#### Exercise prompt
Write only the number of lines in the records beneath that hold "Peak".
## Start
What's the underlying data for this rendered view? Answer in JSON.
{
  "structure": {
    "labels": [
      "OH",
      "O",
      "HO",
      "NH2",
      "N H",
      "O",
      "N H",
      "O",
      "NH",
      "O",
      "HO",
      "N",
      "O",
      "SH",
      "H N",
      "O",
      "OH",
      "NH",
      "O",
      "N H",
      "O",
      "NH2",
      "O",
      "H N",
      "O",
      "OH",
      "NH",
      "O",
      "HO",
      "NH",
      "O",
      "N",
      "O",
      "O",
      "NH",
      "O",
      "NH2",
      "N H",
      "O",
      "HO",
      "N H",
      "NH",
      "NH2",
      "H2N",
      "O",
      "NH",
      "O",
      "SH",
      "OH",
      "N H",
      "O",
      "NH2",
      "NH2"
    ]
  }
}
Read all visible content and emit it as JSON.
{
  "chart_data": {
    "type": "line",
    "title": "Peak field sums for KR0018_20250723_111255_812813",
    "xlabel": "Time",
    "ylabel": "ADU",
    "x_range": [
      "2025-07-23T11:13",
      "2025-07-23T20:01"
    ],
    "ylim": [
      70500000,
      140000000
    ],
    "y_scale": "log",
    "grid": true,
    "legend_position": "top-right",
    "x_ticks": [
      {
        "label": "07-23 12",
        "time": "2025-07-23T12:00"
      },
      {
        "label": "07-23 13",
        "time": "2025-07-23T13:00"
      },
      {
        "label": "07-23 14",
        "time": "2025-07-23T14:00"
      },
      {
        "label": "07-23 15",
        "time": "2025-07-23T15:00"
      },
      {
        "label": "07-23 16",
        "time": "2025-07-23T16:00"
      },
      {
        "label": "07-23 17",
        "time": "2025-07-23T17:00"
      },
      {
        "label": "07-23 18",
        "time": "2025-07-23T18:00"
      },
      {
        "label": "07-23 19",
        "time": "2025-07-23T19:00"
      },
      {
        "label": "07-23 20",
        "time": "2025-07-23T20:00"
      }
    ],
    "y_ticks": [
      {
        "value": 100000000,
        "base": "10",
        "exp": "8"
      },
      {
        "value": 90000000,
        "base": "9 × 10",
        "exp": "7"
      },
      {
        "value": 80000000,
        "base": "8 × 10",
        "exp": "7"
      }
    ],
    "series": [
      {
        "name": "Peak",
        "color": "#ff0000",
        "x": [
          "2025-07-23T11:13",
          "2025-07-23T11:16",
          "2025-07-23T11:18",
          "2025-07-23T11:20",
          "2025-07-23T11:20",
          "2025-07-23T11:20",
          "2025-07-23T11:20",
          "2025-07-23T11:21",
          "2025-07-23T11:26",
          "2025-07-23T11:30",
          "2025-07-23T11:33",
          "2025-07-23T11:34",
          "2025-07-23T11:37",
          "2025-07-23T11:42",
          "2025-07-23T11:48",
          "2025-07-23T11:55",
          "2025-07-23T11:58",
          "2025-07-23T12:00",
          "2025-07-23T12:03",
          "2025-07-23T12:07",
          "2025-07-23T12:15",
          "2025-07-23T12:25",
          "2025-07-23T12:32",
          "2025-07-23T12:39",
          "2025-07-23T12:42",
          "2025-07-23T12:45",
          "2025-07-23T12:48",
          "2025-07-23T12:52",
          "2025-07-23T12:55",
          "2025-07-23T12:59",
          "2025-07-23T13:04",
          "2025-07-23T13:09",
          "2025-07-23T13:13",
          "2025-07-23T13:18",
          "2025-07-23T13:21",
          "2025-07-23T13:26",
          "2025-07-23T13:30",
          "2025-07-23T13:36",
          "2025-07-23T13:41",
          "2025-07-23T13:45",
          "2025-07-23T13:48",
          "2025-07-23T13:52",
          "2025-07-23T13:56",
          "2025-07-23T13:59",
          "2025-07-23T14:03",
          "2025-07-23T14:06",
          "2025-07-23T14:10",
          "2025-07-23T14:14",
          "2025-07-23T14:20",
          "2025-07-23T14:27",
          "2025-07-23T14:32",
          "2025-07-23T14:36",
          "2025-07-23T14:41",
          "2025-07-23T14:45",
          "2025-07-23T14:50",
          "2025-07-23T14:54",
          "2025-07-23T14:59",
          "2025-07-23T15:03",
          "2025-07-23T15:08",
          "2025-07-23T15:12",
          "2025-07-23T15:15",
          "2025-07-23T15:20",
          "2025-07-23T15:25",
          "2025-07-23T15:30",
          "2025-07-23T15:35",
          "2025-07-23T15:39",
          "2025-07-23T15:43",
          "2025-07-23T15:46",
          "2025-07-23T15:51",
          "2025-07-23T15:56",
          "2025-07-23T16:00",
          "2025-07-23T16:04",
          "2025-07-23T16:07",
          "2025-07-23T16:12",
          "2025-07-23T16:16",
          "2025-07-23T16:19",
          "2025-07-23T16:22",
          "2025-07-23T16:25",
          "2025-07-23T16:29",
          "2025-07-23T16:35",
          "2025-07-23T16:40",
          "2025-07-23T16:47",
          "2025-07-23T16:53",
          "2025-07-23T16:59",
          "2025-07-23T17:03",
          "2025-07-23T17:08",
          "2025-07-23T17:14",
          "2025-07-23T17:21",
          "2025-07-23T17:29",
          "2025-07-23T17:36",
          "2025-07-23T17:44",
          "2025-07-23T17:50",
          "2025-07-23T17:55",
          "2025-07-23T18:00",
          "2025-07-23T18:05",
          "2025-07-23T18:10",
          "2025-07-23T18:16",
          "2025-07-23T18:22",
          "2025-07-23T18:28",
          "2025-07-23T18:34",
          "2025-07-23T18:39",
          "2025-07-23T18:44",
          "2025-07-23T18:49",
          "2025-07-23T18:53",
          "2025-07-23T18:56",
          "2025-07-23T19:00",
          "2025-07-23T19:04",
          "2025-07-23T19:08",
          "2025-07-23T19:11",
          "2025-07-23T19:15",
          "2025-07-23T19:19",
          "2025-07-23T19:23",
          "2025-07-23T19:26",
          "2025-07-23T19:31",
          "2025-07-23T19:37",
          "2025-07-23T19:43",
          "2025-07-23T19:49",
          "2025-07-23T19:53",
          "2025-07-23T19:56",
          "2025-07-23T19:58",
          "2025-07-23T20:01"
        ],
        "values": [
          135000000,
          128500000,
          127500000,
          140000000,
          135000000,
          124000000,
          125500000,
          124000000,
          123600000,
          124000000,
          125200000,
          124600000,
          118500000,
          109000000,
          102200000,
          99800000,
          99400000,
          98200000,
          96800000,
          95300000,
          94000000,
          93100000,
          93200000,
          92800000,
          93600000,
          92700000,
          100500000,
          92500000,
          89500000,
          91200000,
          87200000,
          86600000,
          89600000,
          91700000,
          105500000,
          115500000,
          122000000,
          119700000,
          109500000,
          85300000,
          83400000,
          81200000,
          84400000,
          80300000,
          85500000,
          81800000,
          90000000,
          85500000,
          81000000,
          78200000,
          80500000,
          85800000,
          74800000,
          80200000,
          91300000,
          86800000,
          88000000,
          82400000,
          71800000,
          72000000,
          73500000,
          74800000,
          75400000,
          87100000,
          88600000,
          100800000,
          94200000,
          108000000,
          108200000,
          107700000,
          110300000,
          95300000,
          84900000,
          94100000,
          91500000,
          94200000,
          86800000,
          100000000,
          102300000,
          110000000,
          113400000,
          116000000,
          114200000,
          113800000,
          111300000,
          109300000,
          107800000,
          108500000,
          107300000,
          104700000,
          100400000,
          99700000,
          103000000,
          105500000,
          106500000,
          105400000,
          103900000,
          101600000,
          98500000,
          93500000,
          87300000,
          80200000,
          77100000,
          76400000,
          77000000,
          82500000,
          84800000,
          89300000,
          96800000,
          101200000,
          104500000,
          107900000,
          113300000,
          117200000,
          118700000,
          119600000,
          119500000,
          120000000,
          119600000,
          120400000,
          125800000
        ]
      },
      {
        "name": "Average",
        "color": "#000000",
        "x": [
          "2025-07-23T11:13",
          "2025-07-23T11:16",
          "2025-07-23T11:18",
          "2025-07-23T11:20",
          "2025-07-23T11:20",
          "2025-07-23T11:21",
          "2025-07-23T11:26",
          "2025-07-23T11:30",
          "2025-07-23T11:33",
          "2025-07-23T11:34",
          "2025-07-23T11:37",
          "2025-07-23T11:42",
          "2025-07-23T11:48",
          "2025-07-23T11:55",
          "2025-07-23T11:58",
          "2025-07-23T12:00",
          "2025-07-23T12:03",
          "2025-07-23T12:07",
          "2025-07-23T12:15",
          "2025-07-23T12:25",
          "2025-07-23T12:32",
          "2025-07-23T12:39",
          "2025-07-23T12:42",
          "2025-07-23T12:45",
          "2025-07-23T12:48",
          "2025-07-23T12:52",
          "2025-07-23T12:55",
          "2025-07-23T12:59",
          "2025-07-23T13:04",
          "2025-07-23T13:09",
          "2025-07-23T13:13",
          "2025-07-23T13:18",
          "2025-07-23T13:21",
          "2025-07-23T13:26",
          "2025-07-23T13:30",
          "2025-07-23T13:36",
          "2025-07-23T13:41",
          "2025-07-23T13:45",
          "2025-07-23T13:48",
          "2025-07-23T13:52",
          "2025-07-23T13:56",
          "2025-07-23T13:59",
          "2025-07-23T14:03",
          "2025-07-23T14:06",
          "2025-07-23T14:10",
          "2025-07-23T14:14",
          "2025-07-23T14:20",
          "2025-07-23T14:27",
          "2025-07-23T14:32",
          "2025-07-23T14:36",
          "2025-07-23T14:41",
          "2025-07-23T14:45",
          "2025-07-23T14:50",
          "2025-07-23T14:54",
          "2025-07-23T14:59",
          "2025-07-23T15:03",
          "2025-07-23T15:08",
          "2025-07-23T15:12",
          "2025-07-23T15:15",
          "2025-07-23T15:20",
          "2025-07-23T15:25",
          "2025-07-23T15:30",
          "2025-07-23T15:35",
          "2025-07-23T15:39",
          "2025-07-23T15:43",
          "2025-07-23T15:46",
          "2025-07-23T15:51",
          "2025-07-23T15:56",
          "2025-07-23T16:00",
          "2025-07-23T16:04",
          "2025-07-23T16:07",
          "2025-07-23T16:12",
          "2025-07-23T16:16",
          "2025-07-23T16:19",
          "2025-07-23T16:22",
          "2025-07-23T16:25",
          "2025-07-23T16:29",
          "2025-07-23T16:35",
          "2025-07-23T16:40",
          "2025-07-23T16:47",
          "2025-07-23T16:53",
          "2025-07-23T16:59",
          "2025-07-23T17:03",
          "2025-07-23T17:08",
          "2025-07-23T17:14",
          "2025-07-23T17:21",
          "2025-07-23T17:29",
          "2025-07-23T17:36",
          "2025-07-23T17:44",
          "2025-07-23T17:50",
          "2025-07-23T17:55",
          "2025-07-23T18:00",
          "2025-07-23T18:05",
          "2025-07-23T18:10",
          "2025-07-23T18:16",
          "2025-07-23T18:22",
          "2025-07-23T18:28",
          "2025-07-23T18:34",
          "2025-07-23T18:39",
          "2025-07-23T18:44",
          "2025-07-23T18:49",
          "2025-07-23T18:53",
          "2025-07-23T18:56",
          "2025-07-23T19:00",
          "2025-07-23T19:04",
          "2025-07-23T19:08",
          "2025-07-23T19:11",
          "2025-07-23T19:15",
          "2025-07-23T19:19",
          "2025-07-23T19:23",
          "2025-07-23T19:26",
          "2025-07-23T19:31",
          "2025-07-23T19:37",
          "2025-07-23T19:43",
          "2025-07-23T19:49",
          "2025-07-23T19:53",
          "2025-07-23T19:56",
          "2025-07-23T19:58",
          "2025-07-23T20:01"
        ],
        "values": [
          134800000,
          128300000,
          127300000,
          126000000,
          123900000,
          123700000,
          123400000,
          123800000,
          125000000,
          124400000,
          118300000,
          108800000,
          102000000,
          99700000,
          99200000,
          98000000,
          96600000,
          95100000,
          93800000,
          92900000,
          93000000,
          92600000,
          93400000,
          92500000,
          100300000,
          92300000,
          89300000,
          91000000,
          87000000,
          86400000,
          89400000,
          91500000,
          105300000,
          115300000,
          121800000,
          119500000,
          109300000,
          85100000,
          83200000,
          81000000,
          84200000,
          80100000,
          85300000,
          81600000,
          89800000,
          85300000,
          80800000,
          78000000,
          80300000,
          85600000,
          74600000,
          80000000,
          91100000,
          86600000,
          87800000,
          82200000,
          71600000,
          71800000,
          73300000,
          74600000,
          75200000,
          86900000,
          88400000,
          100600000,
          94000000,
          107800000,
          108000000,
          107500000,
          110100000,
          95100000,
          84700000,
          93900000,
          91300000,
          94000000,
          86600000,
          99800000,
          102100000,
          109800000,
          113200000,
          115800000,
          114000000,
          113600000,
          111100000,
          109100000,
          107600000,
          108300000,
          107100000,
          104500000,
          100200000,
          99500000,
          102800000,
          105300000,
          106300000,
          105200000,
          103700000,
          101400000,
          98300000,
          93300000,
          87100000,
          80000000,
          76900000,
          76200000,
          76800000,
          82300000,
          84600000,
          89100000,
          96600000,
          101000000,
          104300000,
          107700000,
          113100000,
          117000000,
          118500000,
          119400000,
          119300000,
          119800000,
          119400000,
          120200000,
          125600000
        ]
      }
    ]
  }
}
## End
#### Output for this task
2